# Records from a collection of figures
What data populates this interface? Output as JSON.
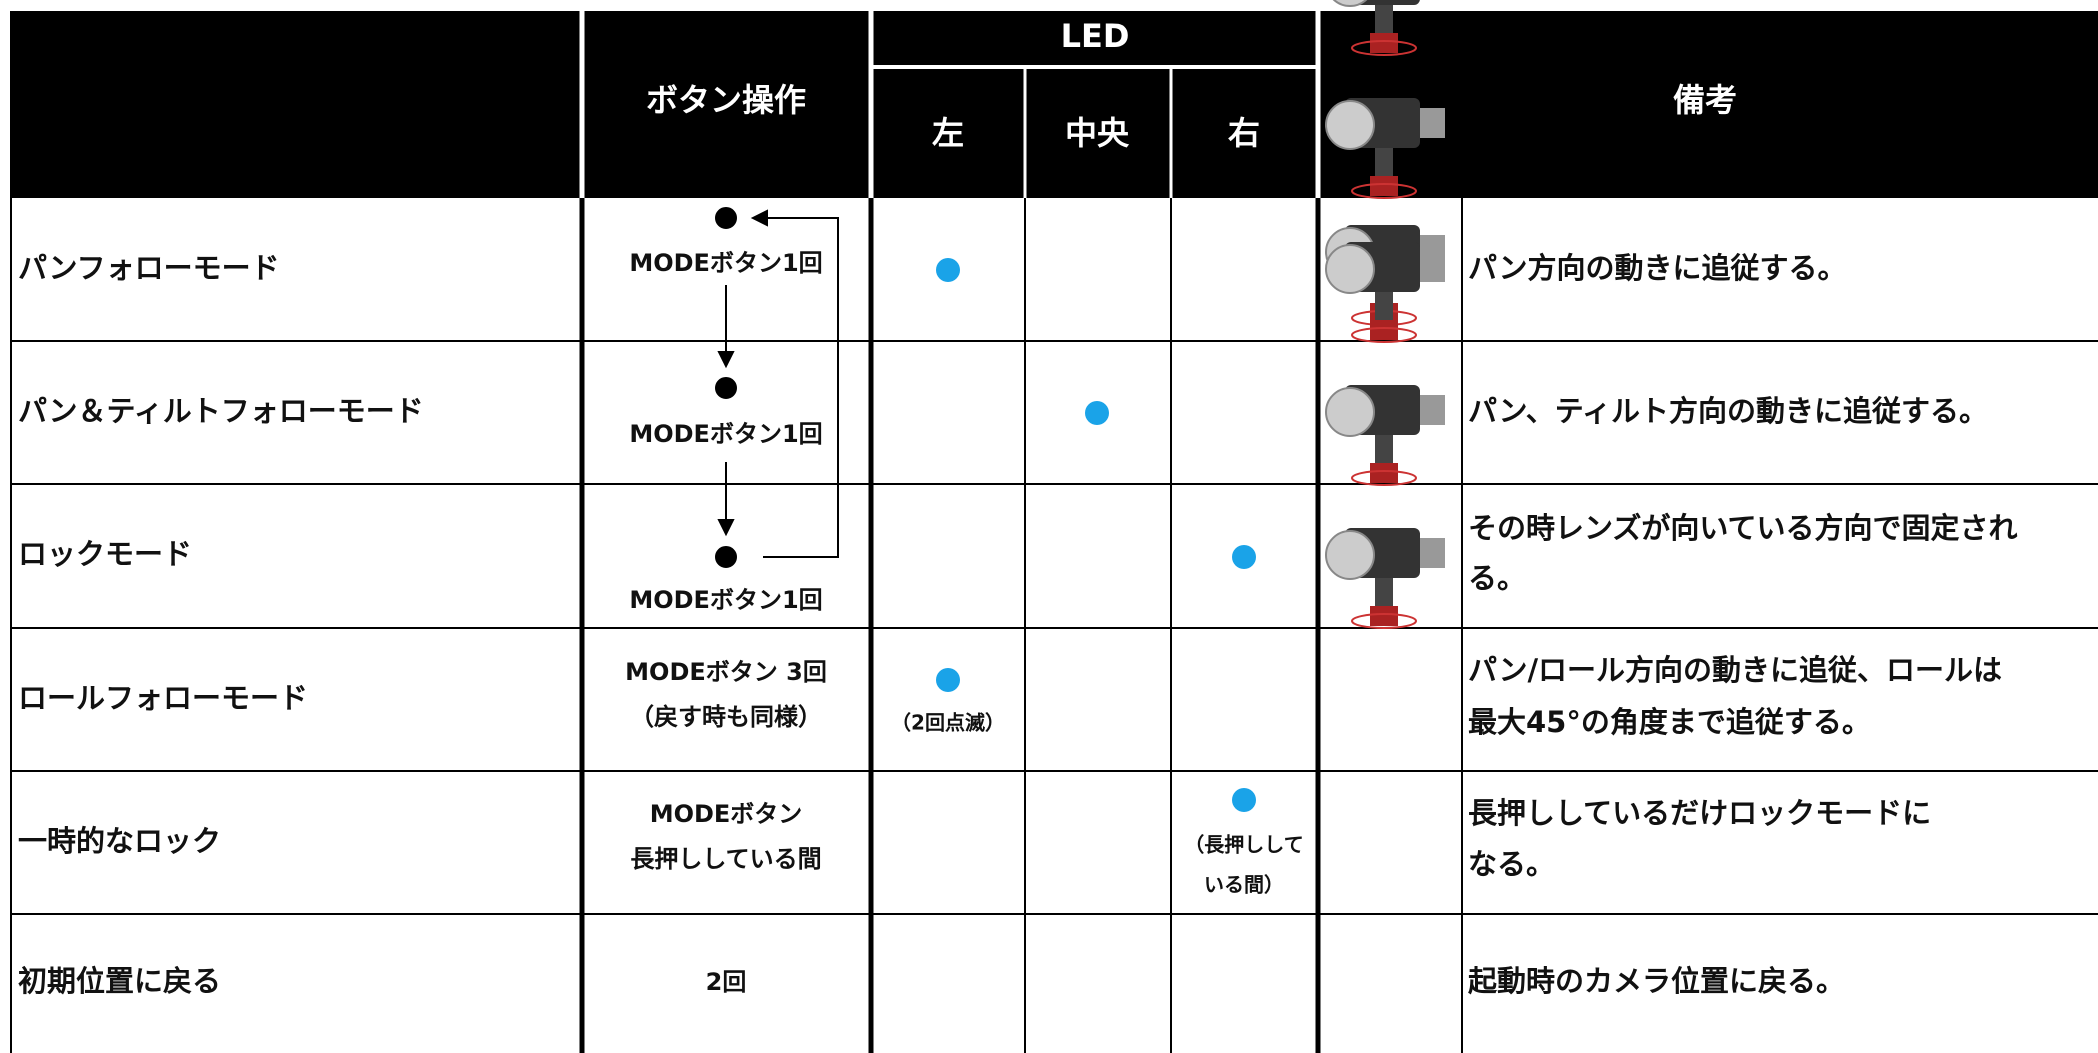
{
  "header": {
    "button": "ボタン操作",
    "led": "LED",
    "left": "左",
    "center": "中央",
    "right": "右",
    "notes": "備考"
  },
  "rows": [
    {
      "mode": "パンフォローモード",
      "button": [
        "MODEボタン1回"
      ],
      "notes": [
        "パン方向の動きに追従する。"
      ]
    },
    {
      "mode": "パン＆ティルトフォローモード",
      "button": [
        "MODEボタン1回"
      ],
      "notes": [
        "パン、ティルト方向の動きに追従する。"
      ]
    },
    {
      "mode": "ロックモード",
      "button": [
        "MODEボタン1回"
      ],
      "notes": [
        "その時レンズが向いている方向で固定され",
        "る。"
      ]
    },
    {
      "mode": "ロールフォローモード",
      "button": [
        "MODEボタン 3回",
        "（戻す時も同様）"
      ],
      "led_note": [
        "（2回点滅）"
      ],
      "notes": [
        "パン/ロール方向の動きに追従、ロールは",
        "最大45°の角度まで追従する。"
      ]
    },
    {
      "mode": "一時的なロック",
      "button": [
        "MODEボタン",
        "長押ししている間"
      ],
      "led_note": [
        "（長押しして",
        "いる間）"
      ],
      "notes": [
        "長押ししているだけロックモードに",
        "なる。"
      ]
    },
    {
      "mode": "初期位置に戻る",
      "button": [
        "2回"
      ],
      "notes": [
        "起動時のカメラ位置に戻る。"
      ]
    }
  ]
}
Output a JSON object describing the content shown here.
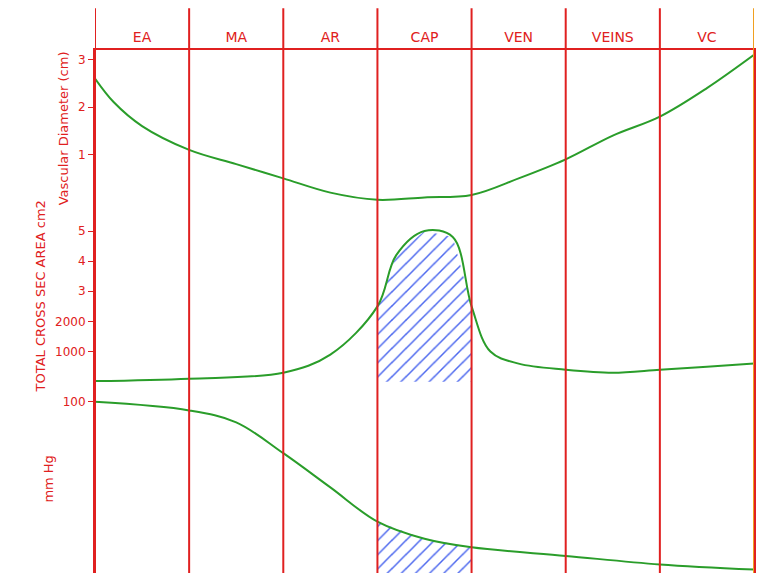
{
  "chart_data": {
    "type": "line",
    "color": "#2a9d2a",
    "grid": true,
    "xlim": [
      0,
      7
    ],
    "xticks": [
      {
        "value": 0.5,
        "label": "EA"
      },
      {
        "value": 1.5,
        "label": "MA"
      },
      {
        "value": 2.5,
        "label": "AR"
      },
      {
        "value": 3.5,
        "label": "CAP"
      },
      {
        "value": 4.5,
        "label": "VEN"
      },
      {
        "value": 5.5,
        "label": "VEINS"
      },
      {
        "value": 6.5,
        "label": "VC"
      }
    ],
    "panels": [
      {
        "y_label": "Vascular Diameter (cm)",
        "x": [
          0,
          0.2,
          0.5,
          1,
          1.5,
          2,
          2.5,
          3,
          3.5,
          4,
          4.5,
          5,
          5.5,
          6,
          6.5,
          7
        ],
        "values": [
          2.6,
          2.1,
          1.6,
          1.1,
          0.8,
          0.5,
          0.2,
          0.05,
          0.1,
          0.15,
          0.5,
          0.9,
          1.4,
          1.8,
          2.4,
          3.1
        ],
        "ylim": [
          -0.1,
          3.2
        ],
        "yticks": [
          1,
          2,
          3
        ]
      },
      {
        "y_label": "TOTAL CROSS SEC AREA cm2",
        "x": [
          0,
          1,
          2,
          2.5,
          3,
          3.2,
          3.5,
          3.8,
          4,
          4.2,
          4.5,
          5,
          5.5,
          6,
          6.5,
          7
        ],
        "values": [
          20,
          100,
          300,
          900,
          2500,
          4200,
          5000,
          4800,
          2500,
          1000,
          600,
          400,
          300,
          400,
          500,
          600
        ],
        "ylim": [
          -100,
          5800
        ],
        "yticks": [
          1000,
          2000,
          {
            "value": 3000,
            "label": "3"
          },
          {
            "value": 4000,
            "label": "4"
          },
          {
            "value": 5000,
            "label": "5"
          }
        ],
        "highlight_x": [
          3,
          4
        ]
      },
      {
        "y_label": "mm Hg",
        "x": [
          0,
          1,
          1.5,
          2,
          2.5,
          3,
          3.5,
          4,
          5,
          6,
          7
        ],
        "values": [
          100,
          95,
          88,
          70,
          50,
          30,
          20,
          15,
          10,
          5,
          2
        ],
        "ylim": [
          0,
          110
        ],
        "yticks": [
          100
        ],
        "highlight_x": [
          3,
          4
        ]
      }
    ]
  }
}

# What is being asked
Pictures in the data above should not be copied; transcribe everything else exactly.

# Solution below
What data populates this interface? Output as JSON.
{
  "header": {
    "button": "ボタン操作",
    "led": "LED",
    "left": "左",
    "center": "中央",
    "right": "右",
    "notes": "備考"
  },
  "rows": [
    {
      "mode": "パンフォローモード",
      "button": [
        "MODEボタン1回"
      ],
      "notes": [
        "パン方向の動きに追従する。"
      ]
    },
    {
      "mode": "パン＆ティルトフォローモード",
      "button": [
        "MODEボタン1回"
      ],
      "notes": [
        "パン、ティルト方向の動きに追従する。"
      ]
    },
    {
      "mode": "ロックモード",
      "button": [
        "MODEボタン1回"
      ],
      "notes": [
        "その時レンズが向いている方向で固定され",
        "る。"
      ]
    },
    {
      "mode": "ロールフォローモード",
      "button": [
        "MODEボタン 3回",
        "（戻す時も同様）"
      ],
      "led_note": [
        "（2回点滅）"
      ],
      "notes": [
        "パン/ロール方向の動きに追従、ロールは",
        "最大45°の角度まで追従する。"
      ]
    },
    {
      "mode": "一時的なロック",
      "button": [
        "MODEボタン",
        "長押ししている間"
      ],
      "led_note": [
        "（長押しして",
        "いる間）"
      ],
      "notes": [
        "長押ししているだけロックモードに",
        "なる。"
      ]
    },
    {
      "mode": "初期位置に戻る",
      "button": [
        "2回"
      ],
      "notes": [
        "起動時のカメラ位置に戻る。"
      ]
    }
  ]
}
Output a JSON object describing the content shown here.
{
  "chart_data": {
    "type": "line",
    "color": "#2a9d2a",
    "grid": true,
    "xlim": [
      0,
      7
    ],
    "xticks": [
      {
        "value": 0.5,
        "label": "EA"
      },
      {
        "value": 1.5,
        "label": "MA"
      },
      {
        "value": 2.5,
        "label": "AR"
      },
      {
        "value": 3.5,
        "label": "CAP"
      },
      {
        "value": 4.5,
        "label": "VEN"
      },
      {
        "value": 5.5,
        "label": "VEINS"
      },
      {
        "value": 6.5,
        "label": "VC"
      }
    ],
    "panels": [
      {
        "y_label": "Vascular Diameter (cm)",
        "x": [
          0,
          0.2,
          0.5,
          1,
          1.5,
          2,
          2.5,
          3,
          3.5,
          4,
          4.5,
          5,
          5.5,
          6,
          6.5,
          7
        ],
        "values": [
          2.6,
          2.1,
          1.6,
          1.1,
          0.8,
          0.5,
          0.2,
          0.05,
          0.1,
          0.15,
          0.5,
          0.9,
          1.4,
          1.8,
          2.4,
          3.1
        ],
        "ylim": [
          -0.1,
          3.2
        ],
        "yticks": [
          1,
          2,
          3
        ]
      },
      {
        "y_label": "TOTAL CROSS SEC AREA cm2",
        "x": [
          0,
          1,
          2,
          2.5,
          3,
          3.2,
          3.5,
          3.8,
          4,
          4.2,
          4.5,
          5,
          5.5,
          6,
          6.5,
          7
        ],
        "values": [
          20,
          100,
          300,
          900,
          2500,
          4200,
          5000,
          4800,
          2500,
          1000,
          600,
          400,
          300,
          400,
          500,
          600
        ],
        "ylim": [
          -100,
          5800
        ],
        "yticks": [
          1000,
          2000,
          {
            "value": 3000,
            "label": "3"
          },
          {
            "value": 4000,
            "label": "4"
          },
          {
            "value": 5000,
            "label": "5"
          }
        ],
        "highlight_x": [
          3,
          4
        ]
      },
      {
        "y_label": "mm Hg",
        "x": [
          0,
          1,
          1.5,
          2,
          2.5,
          3,
          3.5,
          4,
          5,
          6,
          7
        ],
        "values": [
          100,
          95,
          88,
          70,
          50,
          30,
          20,
          15,
          10,
          5,
          2
        ],
        "ylim": [
          0,
          110
        ],
        "yticks": [
          100
        ],
        "highlight_x": [
          3,
          4
        ]
      }
    ]
  }
}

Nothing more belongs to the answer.